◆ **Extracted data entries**
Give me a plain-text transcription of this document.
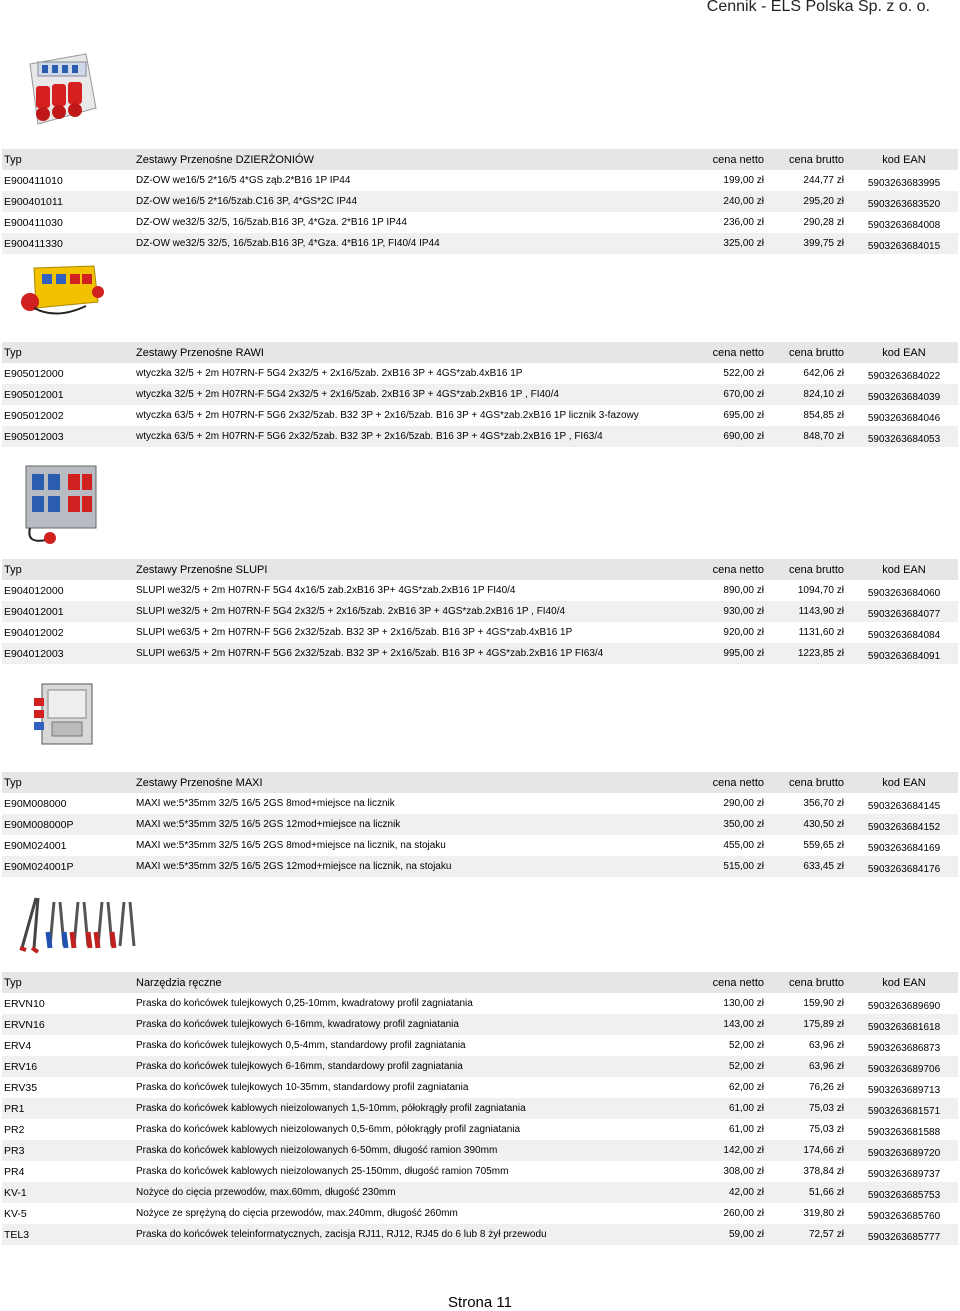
Cennik - ELS Polska Sp. z o. o.
Typ	Zestawy Przenośne DZIERŻONIÓW	cena netto	cena brutto	kod EAN
E900411010	DZ-OW we16/5 2*16/5 4*GS ząb.2*B16 1P IP44	199,00 zł	244,77 zł	5903263683995
E900401011	DZ-OW we16/5 2*16/5zab.C16 3P, 4*GS*2C IP44	240,00 zł	295,20 zł	5903263683520
E900411030	DZ-OW we32/5 32/5, 16/5zab.B16 3P, 4*Gza. 2*B16 1P IP44	236,00 zł	290,28 zł	5903263684008
E900411330	DZ-OW we32/5 32/5, 16/5zab.B16 3P, 4*Gza. 4*B16 1P, FI40/4 IP44	325,00 zł	399,75 zł	5903263684015
Typ	Zestawy Przenośne RAWI	cena netto	cena brutto	kod EAN
E905012000	wtyczka 32/5 + 2m H07RN-F 5G4 2x32/5 + 2x16/5zab. 2xB16 3P + 4GS*zab.4xB16 1P	522,00 zł	642,06 zł	5903263684022
E905012001	wtyczka 32/5 + 2m H07RN-F 5G4 2x32/5 + 2x16/5zab. 2xB16 3P + 4GS*zab.2xB16 1P , FI40/4	670,00 zł	824,10 zł	5903263684039
E905012002	wtyczka 63/5 + 2m H07RN-F 5G6 2x32/5zab. B32 3P + 2x16/5zab. B16 3P + 4GS*zab.2xB16 1P licznik 3-fazowy	695,00 zł	854,85 zł	5903263684046
E905012003	wtyczka 63/5 + 2m H07RN-F 5G6 2x32/5zab. B32 3P + 2x16/5zab. B16 3P + 4GS*zab.2xB16 1P , FI63/4	690,00 zł	848,70 zł	5903263684053
Typ	Zestawy Przenośne SLUPI	cena netto	cena brutto	kod EAN
E904012000	SLUPI we32/5 + 2m H07RN-F 5G4 4x16/5 zab.2xB16 3P+ 4GS*zab.2xB16 1P FI40/4	890,00 zł	1094,70 zł	5903263684060
E904012001	SLUPI we32/5 + 2m H07RN-F 5G4 2x32/5 + 2x16/5zab. 2xB16 3P + 4GS*zab.2xB16 1P , FI40/4	930,00 zł	1143,90 zł	5903263684077
E904012002	SLUPI we63/5 + 2m H07RN-F 5G6 2x32/5zab. B32 3P + 2x16/5zab. B16 3P + 4GS*zab.4xB16 1P	920,00 zł	1131,60 zł	5903263684084
E904012003	SLUPI we63/5 + 2m H07RN-F 5G6 2x32/5zab. B32 3P + 2x16/5zab. B16 3P + 4GS*zab.2xB16 1P FI63/4	995,00 zł	1223,85 zł	5903263684091
Typ	Zestawy Przenośne MAXI	cena netto	cena brutto	kod EAN
E90M008000	MAXI we:5*35mm 32/5 16/5 2GS 8mod+miejsce na licznik	290,00 zł	356,70 zł	5903263684145
E90M008000P	MAXI we:5*35mm 32/5 16/5 2GS 12mod+miejsce na licznik	350,00 zł	430,50 zł	5903263684152
E90M024001	MAXI we:5*35mm 32/5 16/5 2GS 8mod+miejsce na licznik, na stojaku	455,00 zł	559,65 zł	5903263684169
E90M024001P	MAXI we:5*35mm 32/5 16/5 2GS 12mod+miejsce na licznik, na stojaku	515,00 zł	633,45 zł	5903263684176
Typ	Narzędzia ręczne	cena netto	cena brutto	kod EAN
ERVN10	Praska do końcówek tulejkowych 0,25-10mm, kwadratowy profil zagniatania	130,00 zł	159,90 zł	5903263689690
ERVN16	Praska do końcówek tulejkowych 6-16mm, kwadratowy profil zagniatania	143,00 zł	175,89 zł	5903263681618
ERV4	Praska do końcówek tulejkowych 0,5-4mm, standardowy profil zagniatania	52,00 zł	63,96 zł	5903263686873
ERV16	Praska do końcówek tulejkowych 6-16mm, standardowy profil zagniatania	52,00 zł	63,96 zł	5903263689706
ERV35	Praska do końcówek tulejkowych 10-35mm, standardowy profil zagniatania	62,00 zł	76,26 zł	5903263689713
PR1	Praska do końcówek kablowych nieizolowanych 1,5-10mm, półokrągły profil zagniatania	61,00 zł	75,03 zł	5903263681571
PR2	Praska do końcówek kablowych nieizolowanych 0,5-6mm, półokrągły profil zagniatania	61,00 zł	75,03 zł	5903263681588
PR3	Praska do końcówek kablowych nieizolowanych 6-50mm, długość ramion 390mm	142,00 zł	174,66 zł	5903263689720
PR4	Praska do końcówek kablowych nieizolowanych 25-150mm, długość ramion 705mm	308,00 zł	378,84 zł	5903263689737
KV-1	Nożyce do cięcia przewodów, max.60mm, długość 230mm	42,00 zł	51,66 zł	5903263685753
KV-5	Nożyce ze sprężyną do cięcia przewodów, max.240mm, długość 260mm	260,00 zł	319,80 zł	5903263685760
TEL3	Praska do końcówek teleinformatycznych, zacisja RJ11, RJ12, RJ45 do 6 lub 8 żył przewodu	59,00 zł	72,57 zł	5903263685777
Strona 11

◆ **What the exercise asks**
In the copy, include no pictures; restate the listing above exactly.

◆ **Completed task**
Give me a plain-text transcription of this document.
Cennik - ELS Polska Sp. z o. o.
Typ	Zestawy Przenośne DZIERŻONIÓW	cena netto	cena brutto	kod EAN
E900411010	DZ-OW we16/5 2*16/5 4*GS ząb.2*B16 1P IP44	199,00 zł	244,77 zł	5903263683995
E900401011	DZ-OW we16/5 2*16/5zab.C16 3P, 4*GS*2C IP44	240,00 zł	295,20 zł	5903263683520
E900411030	DZ-OW we32/5 32/5, 16/5zab.B16 3P, 4*Gza. 2*B16 1P IP44	236,00 zł	290,28 zł	5903263684008
E900411330	DZ-OW we32/5 32/5, 16/5zab.B16 3P, 4*Gza. 4*B16 1P, FI40/4 IP44	325,00 zł	399,75 zł	5903263684015
Typ	Zestawy Przenośne RAWI	cena netto	cena brutto	kod EAN
E905012000	wtyczka 32/5 + 2m H07RN-F 5G4 2x32/5 + 2x16/5zab. 2xB16 3P + 4GS*zab.4xB16 1P	522,00 zł	642,06 zł	5903263684022
E905012001	wtyczka 32/5 + 2m H07RN-F 5G4 2x32/5 + 2x16/5zab. 2xB16 3P + 4GS*zab.2xB16 1P , FI40/4	670,00 zł	824,10 zł	5903263684039
E905012002	wtyczka 63/5 + 2m H07RN-F 5G6 2x32/5zab. B32 3P + 2x16/5zab. B16 3P + 4GS*zab.2xB16 1P licznik 3-fazowy	695,00 zł	854,85 zł	5903263684046
E905012003	wtyczka 63/5 + 2m H07RN-F 5G6 2x32/5zab. B32 3P + 2x16/5zab. B16 3P + 4GS*zab.2xB16 1P , FI63/4	690,00 zł	848,70 zł	5903263684053
Typ	Zestawy Przenośne SLUPI	cena netto	cena brutto	kod EAN
E904012000	SLUPI we32/5 + 2m H07RN-F 5G4 4x16/5 zab.2xB16 3P+ 4GS*zab.2xB16 1P FI40/4	890,00 zł	1094,70 zł	5903263684060
E904012001	SLUPI we32/5 + 2m H07RN-F 5G4 2x32/5 + 2x16/5zab. 2xB16 3P + 4GS*zab.2xB16 1P , FI40/4	930,00 zł	1143,90 zł	5903263684077
E904012002	SLUPI we63/5 + 2m H07RN-F 5G6 2x32/5zab. B32 3P + 2x16/5zab. B16 3P + 4GS*zab.4xB16 1P	920,00 zł	1131,60 zł	5903263684084
E904012003	SLUPI we63/5 + 2m H07RN-F 5G6 2x32/5zab. B32 3P + 2x16/5zab. B16 3P + 4GS*zab.2xB16 1P FI63/4	995,00 zł	1223,85 zł	5903263684091
Typ	Zestawy Przenośne MAXI	cena netto	cena brutto	kod EAN
E90M008000	MAXI we:5*35mm 32/5 16/5 2GS 8mod+miejsce na licznik	290,00 zł	356,70 zł	5903263684145
E90M008000P	MAXI we:5*35mm 32/5 16/5 2GS 12mod+miejsce na licznik	350,00 zł	430,50 zł	5903263684152
E90M024001	MAXI we:5*35mm 32/5 16/5 2GS 8mod+miejsce na licznik, na stojaku	455,00 zł	559,65 zł	5903263684169
E90M024001P	MAXI we:5*35mm 32/5 16/5 2GS 12mod+miejsce na licznik, na stojaku	515,00 zł	633,45 zł	5903263684176
Typ	Narzędzia ręczne	cena netto	cena brutto	kod EAN
ERVN10	Praska do końcówek tulejkowych 0,25-10mm, kwadratowy profil zagniatania	130,00 zł	159,90 zł	5903263689690
ERVN16	Praska do końcówek tulejkowych 6-16mm, kwadratowy profil zagniatania	143,00 zł	175,89 zł	5903263681618
ERV4	Praska do końcówek tulejkowych 0,5-4mm, standardowy profil zagniatania	52,00 zł	63,96 zł	5903263686873
ERV16	Praska do końcówek tulejkowych 6-16mm, standardowy profil zagniatania	52,00 zł	63,96 zł	5903263689706
ERV35	Praska do końcówek tulejkowych 10-35mm, standardowy profil zagniatania	62,00 zł	76,26 zł	5903263689713
PR1	Praska do końcówek kablowych nieizolowanych 1,5-10mm, półokrągły profil zagniatania	61,00 zł	75,03 zł	5903263681571
PR2	Praska do końcówek kablowych nieizolowanych 0,5-6mm, półokrągły profil zagniatania	61,00 zł	75,03 zł	5903263681588
PR3	Praska do końcówek kablowych nieizolowanych 6-50mm, długość ramion 390mm	142,00 zł	174,66 zł	5903263689720
PR4	Praska do końcówek kablowych nieizolowanych 25-150mm, długość ramion 705mm	308,00 zł	378,84 zł	5903263689737
KV-1	Nożyce do cięcia przewodów, max.60mm, długość 230mm	42,00 zł	51,66 zł	5903263685753
KV-5	Nożyce ze sprężyną do cięcia przewodów, max.240mm, długość 260mm	260,00 zł	319,80 zł	5903263685760
TEL3	Praska do końcówek teleinformatycznych, zacisja RJ11, RJ12, RJ45 do 6 lub 8 żył przewodu	59,00 zł	72,57 zł	5903263685777
Strona 11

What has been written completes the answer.